*Task prompt:* Render the data as a numbered list, omitting blank lines, starting with the line containing "nav-education[interactable]: Education: [1727, 30, 1855, 74]" and going on through the line containing "typing-cursor: |: [830, 714, 843, 757]".

*Dataset extract:*
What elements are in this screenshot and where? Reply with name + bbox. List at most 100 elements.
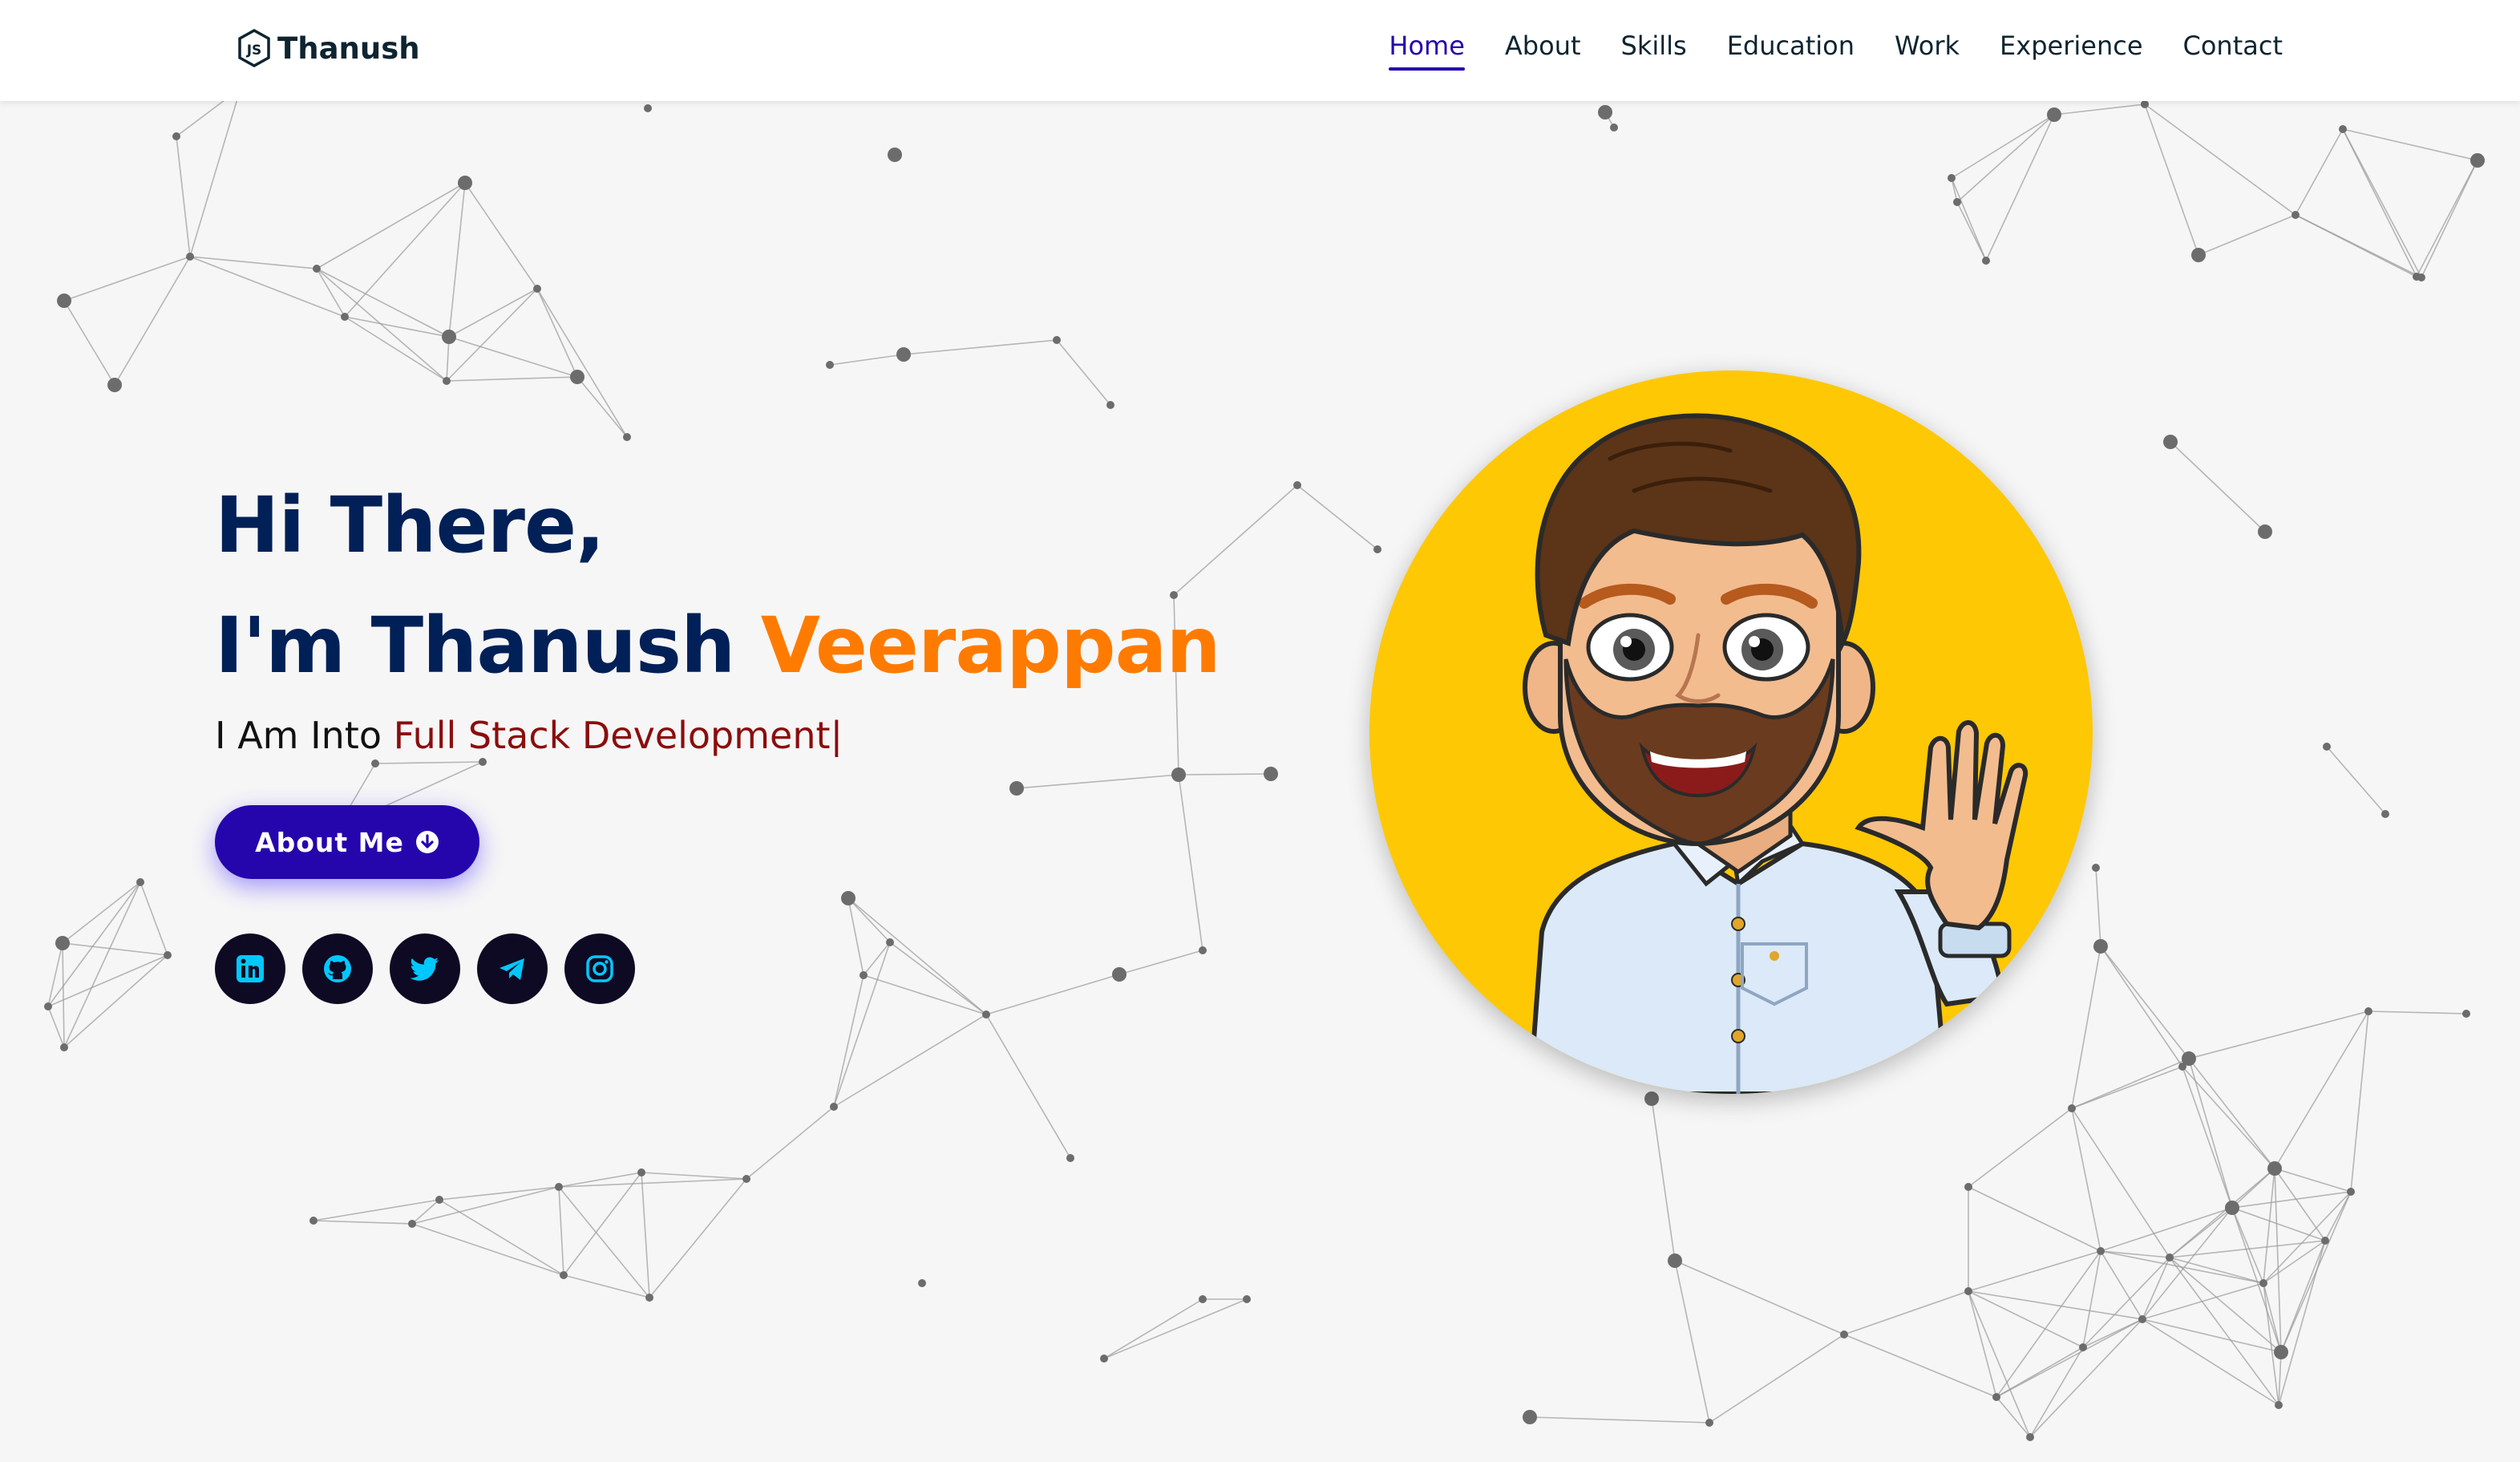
nav-education[interactable]: Education: [1727, 30, 1855, 74]
telegram-icon: [496, 953, 528, 985]
particle-link: [536, 288, 628, 438]
particle-dot: [1171, 767, 1186, 782]
particle-link: [1674, 1260, 1845, 1335]
hero-heading: Hi There, I'm Thanush Veerappan: [215, 465, 1221, 706]
typing-prefix: I Am Into: [215, 714, 394, 757]
particle-link: [63, 954, 168, 1048]
linkedin-icon: [234, 953, 266, 985]
particle-link: [2231, 1207, 2264, 1284]
particle-link: [1968, 1290, 2031, 1438]
particle-link: [2142, 1207, 2233, 1320]
nav-about[interactable]: About: [1505, 30, 1581, 74]
particle-dot: [644, 104, 652, 112]
typing-cursor: |: [830, 714, 843, 757]
telegram-link[interactable]: [477, 933, 548, 1004]
particle-dot: [186, 253, 194, 261]
particle-dot: [44, 1002, 52, 1010]
particle-link: [189, 87, 241, 257]
particle-link: [1956, 114, 2055, 203]
particle-link: [746, 1106, 835, 1180]
particle-dot: [896, 347, 911, 362]
particle-dot: [1066, 1154, 1074, 1162]
social-links: [215, 933, 635, 1004]
particle-link: [316, 268, 447, 382]
nav-contact[interactable]: Contact: [2183, 30, 2283, 74]
particle-link: [411, 1186, 560, 1225]
about-me-button[interactable]: About Me: [215, 805, 479, 879]
particle-link: [2100, 1207, 2233, 1252]
particle-link: [2071, 1058, 2190, 1109]
particle-dot: [435, 1196, 443, 1204]
particle-dot: [309, 1217, 318, 1225]
particle-dot: [371, 759, 379, 767]
particle-link: [2082, 1318, 2143, 1348]
particle-link: [448, 288, 538, 338]
particle-link: [2142, 1318, 2282, 1353]
particle-link: [2231, 1168, 2275, 1209]
linkedin-link[interactable]: [215, 933, 285, 1004]
particle-link: [536, 288, 578, 378]
particle-dot: [1053, 336, 1061, 344]
particle-link: [2182, 1066, 2275, 1169]
particle-dot: [313, 265, 321, 273]
particle-dot: [1964, 1287, 1972, 1295]
particle-dot: [2323, 743, 2331, 751]
particle-dot: [1953, 198, 1961, 206]
particle-link: [63, 881, 141, 1048]
particle-dot: [2191, 248, 2206, 262]
brand-logo[interactable]: JS Thanush: [237, 29, 420, 67]
github-link[interactable]: [302, 933, 373, 1004]
particle-link: [985, 974, 1120, 1015]
particle-dot: [1293, 481, 1301, 489]
particle-dot: [2462, 1010, 2470, 1018]
particle-link: [558, 1178, 747, 1188]
particle-dot: [888, 148, 902, 162]
particle-link: [641, 1172, 650, 1298]
brand-name: Thanush: [277, 30, 420, 66]
nav-home[interactable]: Home: [1389, 30, 1465, 74]
particle-link: [1178, 774, 1203, 951]
particle-link: [344, 182, 466, 318]
particle-dot: [2166, 1253, 2174, 1262]
particle-link: [2295, 128, 2344, 216]
particle-link: [2231, 1191, 2352, 1209]
particle-dot: [1840, 1330, 1848, 1338]
arrow-down-circle-icon: [415, 830, 439, 854]
particle-link: [1968, 1250, 2101, 1292]
particle-dot: [1112, 967, 1127, 982]
particle-link: [1296, 484, 1378, 550]
particle-link: [2182, 1066, 2233, 1209]
particle-link: [1103, 1298, 1203, 1359]
particle-link: [2071, 946, 2101, 1109]
particle-dot: [1009, 781, 1024, 796]
particle-dot: [533, 285, 541, 293]
particle-link: [1103, 1298, 1248, 1359]
nav-work[interactable]: Work: [1895, 30, 1960, 74]
particle-link: [2342, 128, 2422, 278]
particle-link: [889, 942, 987, 1015]
particle-dot: [1948, 174, 1956, 182]
particle-link: [47, 954, 168, 1007]
particle-link: [2350, 1010, 2369, 1193]
particle-link: [1996, 1318, 2143, 1398]
particle-dot: [2163, 435, 2178, 449]
particle-dot: [2291, 211, 2300, 219]
particle-link: [176, 136, 191, 257]
typed-role: Full Stack Development: [393, 714, 831, 757]
particle-link: [1951, 177, 1987, 261]
particle-link: [1968, 1186, 2101, 1252]
particle-link: [2280, 1191, 2352, 1353]
particle-link: [2100, 1250, 2143, 1320]
particle-link: [1968, 1108, 2073, 1188]
particle-dot: [2259, 1279, 2267, 1287]
particle-link: [189, 256, 318, 269]
nav-experience[interactable]: Experience: [2000, 30, 2142, 74]
instagram-link[interactable]: [564, 933, 635, 1004]
svg-text:JS: JS: [246, 43, 262, 59]
main-nav: Home About Skills Education Work Experie…: [1389, 30, 2283, 74]
particle-link: [439, 1199, 564, 1276]
nav-skills[interactable]: Skills: [1621, 30, 1687, 74]
hero-name-line: I'm Thanush Veerappan: [215, 585, 1221, 706]
twitter-link[interactable]: [390, 933, 460, 1004]
particle-link: [2029, 1318, 2143, 1438]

*Solution for this task:*
1. nav-education[interactable]: Education: [1727, 30, 1855, 74]
2. telegram-icon: [496, 953, 528, 985]
3. particle-link: [536, 288, 628, 438]
4. particle-dot: [1171, 767, 1186, 782]
5. particle-link: [1674, 1260, 1845, 1335]
6. hero-heading: Hi There, I'm Thanush Veerappan: [215, 465, 1221, 706]
7. typing-prefix: I Am Into: [215, 714, 394, 757]
8. particle-link: [63, 954, 168, 1048]
9. linkedin-icon: [234, 953, 266, 985]
10. particle-link: [2231, 1207, 2264, 1284]
11. particle-link: [1968, 1290, 2031, 1438]
12. particle-link: [2142, 1207, 2233, 1320]
13. nav-about[interactable]: About: [1505, 30, 1581, 74]
14. particle-dot: [644, 104, 652, 112]
15. typing-cursor: |: [830, 714, 843, 757]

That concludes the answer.